● Problem requirements
Find the string "MANOR" and gather every line that holds it.

(Chart and figure data)
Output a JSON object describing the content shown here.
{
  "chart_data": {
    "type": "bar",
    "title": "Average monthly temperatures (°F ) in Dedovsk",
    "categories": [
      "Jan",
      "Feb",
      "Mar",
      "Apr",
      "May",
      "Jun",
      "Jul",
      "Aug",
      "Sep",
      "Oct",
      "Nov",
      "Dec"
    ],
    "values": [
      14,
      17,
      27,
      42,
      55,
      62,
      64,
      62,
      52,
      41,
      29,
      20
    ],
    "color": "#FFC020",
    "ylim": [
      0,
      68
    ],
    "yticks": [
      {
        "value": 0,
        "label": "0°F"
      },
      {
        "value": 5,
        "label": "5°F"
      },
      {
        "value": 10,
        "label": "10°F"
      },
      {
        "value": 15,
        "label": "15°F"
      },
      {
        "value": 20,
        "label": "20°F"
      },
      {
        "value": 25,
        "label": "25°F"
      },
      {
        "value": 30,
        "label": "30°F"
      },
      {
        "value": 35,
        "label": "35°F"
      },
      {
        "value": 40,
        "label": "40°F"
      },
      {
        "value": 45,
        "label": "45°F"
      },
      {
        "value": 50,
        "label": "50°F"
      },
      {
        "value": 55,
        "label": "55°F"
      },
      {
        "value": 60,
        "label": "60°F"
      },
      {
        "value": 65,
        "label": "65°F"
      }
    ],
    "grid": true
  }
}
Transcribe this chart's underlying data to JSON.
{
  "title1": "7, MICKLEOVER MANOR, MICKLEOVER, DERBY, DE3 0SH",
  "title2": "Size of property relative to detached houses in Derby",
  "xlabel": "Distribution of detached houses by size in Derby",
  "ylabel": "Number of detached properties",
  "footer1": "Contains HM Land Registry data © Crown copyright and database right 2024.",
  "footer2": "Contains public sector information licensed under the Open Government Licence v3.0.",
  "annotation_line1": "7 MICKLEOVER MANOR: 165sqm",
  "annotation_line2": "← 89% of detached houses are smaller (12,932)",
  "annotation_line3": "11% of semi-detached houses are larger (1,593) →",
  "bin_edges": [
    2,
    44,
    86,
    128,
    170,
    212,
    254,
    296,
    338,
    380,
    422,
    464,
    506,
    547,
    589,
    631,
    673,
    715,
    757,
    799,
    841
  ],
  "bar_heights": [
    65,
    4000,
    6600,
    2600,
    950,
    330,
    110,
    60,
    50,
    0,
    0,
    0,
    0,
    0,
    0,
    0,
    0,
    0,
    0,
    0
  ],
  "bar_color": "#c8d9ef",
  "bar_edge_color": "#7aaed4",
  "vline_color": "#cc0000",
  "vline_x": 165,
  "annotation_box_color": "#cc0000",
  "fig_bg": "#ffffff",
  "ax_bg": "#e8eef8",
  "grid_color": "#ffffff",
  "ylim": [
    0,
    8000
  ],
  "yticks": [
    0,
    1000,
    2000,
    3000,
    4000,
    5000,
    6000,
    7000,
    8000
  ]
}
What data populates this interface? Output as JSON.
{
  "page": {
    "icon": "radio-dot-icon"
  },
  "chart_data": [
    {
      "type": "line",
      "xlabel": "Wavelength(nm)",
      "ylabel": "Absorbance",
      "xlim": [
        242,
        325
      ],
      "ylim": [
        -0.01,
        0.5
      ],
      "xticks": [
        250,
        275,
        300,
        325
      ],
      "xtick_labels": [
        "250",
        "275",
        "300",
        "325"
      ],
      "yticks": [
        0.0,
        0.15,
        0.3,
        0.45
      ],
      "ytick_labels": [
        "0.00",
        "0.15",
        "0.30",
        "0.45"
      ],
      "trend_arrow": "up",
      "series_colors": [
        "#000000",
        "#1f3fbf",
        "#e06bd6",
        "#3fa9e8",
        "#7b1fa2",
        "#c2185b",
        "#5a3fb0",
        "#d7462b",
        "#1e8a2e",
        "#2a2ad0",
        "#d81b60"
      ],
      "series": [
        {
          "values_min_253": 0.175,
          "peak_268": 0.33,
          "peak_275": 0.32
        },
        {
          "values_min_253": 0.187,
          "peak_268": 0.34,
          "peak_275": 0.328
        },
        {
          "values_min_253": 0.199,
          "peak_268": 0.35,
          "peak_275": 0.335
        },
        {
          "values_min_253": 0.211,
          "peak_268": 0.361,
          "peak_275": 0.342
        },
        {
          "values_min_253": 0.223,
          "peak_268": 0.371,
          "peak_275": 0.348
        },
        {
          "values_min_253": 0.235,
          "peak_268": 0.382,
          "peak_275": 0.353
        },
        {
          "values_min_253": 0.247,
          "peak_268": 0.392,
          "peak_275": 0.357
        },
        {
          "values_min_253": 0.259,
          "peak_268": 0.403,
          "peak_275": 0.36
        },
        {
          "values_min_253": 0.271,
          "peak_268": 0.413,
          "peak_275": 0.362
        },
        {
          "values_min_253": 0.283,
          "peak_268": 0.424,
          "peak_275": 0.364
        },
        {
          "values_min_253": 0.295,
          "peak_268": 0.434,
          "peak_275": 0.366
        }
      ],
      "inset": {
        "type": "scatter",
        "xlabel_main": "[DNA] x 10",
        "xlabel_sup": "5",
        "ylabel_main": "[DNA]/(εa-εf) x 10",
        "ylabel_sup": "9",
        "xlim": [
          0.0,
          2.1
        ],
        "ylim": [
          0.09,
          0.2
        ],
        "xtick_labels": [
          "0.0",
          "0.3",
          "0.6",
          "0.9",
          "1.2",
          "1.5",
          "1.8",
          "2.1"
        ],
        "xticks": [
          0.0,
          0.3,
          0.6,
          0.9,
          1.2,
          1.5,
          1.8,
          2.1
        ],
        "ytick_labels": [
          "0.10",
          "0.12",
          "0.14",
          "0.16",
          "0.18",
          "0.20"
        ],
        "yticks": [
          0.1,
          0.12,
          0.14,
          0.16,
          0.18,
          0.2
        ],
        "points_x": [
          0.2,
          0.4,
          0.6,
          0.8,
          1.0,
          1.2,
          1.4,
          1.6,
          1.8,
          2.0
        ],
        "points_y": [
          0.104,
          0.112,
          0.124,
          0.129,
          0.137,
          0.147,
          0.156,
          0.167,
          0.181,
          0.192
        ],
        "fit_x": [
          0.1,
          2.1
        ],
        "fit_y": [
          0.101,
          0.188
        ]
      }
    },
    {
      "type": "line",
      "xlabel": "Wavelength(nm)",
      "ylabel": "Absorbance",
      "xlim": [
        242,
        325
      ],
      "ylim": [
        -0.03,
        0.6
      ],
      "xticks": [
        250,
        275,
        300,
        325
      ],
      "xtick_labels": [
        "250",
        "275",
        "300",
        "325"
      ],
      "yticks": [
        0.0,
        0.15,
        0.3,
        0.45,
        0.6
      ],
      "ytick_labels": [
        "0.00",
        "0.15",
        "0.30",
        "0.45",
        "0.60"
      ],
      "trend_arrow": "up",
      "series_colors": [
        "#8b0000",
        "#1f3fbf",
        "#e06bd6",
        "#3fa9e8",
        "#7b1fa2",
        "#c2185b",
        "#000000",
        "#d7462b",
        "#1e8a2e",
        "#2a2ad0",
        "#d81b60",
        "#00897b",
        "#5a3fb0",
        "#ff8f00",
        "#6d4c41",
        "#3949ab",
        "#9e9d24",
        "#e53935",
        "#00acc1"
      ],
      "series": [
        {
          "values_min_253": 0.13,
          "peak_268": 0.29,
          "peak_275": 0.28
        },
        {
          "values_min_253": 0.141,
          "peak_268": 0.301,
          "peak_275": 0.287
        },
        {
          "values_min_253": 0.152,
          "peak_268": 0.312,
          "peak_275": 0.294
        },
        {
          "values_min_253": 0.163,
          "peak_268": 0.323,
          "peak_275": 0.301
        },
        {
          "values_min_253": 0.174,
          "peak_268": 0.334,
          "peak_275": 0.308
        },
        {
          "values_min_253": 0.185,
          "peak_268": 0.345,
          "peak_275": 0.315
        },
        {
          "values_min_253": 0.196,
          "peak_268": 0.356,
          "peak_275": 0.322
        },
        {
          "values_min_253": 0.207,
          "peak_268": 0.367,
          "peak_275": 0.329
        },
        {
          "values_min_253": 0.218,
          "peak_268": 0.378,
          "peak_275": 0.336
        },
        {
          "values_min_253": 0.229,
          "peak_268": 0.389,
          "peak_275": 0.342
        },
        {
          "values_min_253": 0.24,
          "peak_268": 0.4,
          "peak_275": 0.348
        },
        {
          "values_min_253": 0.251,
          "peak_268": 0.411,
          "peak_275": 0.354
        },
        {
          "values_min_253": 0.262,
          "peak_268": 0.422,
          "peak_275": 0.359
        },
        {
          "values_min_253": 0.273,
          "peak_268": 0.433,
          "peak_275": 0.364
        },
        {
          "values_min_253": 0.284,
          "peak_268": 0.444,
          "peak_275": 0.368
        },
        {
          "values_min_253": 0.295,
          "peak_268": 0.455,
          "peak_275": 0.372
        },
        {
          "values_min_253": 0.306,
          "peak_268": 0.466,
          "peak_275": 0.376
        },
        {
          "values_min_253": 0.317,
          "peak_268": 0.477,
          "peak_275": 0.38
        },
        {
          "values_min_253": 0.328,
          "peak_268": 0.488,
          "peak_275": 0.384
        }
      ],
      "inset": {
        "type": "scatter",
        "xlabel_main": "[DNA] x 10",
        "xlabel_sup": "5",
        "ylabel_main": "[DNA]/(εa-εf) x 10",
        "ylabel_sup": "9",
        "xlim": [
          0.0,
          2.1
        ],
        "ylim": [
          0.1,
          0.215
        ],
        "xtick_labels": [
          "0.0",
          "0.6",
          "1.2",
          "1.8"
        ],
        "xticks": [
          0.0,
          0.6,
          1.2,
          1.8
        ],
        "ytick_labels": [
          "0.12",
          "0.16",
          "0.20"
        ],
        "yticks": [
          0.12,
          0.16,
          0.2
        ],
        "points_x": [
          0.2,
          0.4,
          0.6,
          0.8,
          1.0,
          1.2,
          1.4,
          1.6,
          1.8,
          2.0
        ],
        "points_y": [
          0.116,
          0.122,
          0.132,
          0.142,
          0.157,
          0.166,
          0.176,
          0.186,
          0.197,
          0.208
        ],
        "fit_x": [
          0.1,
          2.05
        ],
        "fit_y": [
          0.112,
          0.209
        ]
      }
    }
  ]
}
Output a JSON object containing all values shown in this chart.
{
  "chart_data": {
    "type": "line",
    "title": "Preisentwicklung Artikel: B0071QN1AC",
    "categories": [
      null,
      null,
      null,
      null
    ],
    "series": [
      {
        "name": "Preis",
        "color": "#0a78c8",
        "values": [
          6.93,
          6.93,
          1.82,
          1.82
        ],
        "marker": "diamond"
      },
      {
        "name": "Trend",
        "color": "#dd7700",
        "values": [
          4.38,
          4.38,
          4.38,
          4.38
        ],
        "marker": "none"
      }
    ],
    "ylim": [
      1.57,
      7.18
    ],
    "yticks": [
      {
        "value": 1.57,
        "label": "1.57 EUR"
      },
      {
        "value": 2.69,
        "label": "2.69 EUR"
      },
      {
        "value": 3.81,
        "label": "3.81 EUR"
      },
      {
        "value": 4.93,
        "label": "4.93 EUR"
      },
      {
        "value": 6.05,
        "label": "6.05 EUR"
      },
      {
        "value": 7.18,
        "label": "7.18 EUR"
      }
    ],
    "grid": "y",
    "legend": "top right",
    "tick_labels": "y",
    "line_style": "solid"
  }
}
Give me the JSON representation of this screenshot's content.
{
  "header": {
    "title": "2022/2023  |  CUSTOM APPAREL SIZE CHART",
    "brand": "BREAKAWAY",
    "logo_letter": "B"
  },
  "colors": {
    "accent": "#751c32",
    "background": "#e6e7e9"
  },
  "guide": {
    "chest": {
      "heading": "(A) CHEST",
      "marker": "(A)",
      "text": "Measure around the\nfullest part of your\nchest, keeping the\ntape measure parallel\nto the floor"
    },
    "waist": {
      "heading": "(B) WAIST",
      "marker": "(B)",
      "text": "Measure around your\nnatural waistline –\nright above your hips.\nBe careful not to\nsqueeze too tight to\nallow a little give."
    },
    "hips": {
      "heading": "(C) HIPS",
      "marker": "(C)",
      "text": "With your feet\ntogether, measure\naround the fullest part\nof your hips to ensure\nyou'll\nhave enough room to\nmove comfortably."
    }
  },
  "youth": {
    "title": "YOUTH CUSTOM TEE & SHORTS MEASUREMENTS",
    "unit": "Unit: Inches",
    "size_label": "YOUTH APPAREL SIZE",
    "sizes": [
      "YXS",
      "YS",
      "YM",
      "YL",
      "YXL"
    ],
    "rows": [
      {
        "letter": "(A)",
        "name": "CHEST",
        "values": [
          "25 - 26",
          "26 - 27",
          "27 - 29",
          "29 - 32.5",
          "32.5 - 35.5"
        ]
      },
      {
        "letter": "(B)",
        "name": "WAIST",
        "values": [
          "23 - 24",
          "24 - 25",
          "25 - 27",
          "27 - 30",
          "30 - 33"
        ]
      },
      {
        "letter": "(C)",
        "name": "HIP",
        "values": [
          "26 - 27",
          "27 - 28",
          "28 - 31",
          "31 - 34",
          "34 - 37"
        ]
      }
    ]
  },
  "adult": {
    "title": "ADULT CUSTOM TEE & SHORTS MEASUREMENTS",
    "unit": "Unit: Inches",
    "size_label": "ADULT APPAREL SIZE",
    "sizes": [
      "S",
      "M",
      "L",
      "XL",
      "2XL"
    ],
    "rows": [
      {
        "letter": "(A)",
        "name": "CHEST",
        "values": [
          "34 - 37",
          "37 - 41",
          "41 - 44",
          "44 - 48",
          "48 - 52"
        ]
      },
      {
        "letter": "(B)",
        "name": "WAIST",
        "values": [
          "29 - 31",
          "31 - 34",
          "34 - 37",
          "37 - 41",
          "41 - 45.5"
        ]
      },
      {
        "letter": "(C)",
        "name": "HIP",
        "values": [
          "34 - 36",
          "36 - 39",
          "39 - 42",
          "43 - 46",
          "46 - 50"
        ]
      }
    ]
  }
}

● Expected answer
  "title1": "7, MICKLEOVER MANOR, MICKLEOVER, DERBY, DE3 0SH",
  "annotation_line1": "7 MICKLEOVER MANOR: 165sqm",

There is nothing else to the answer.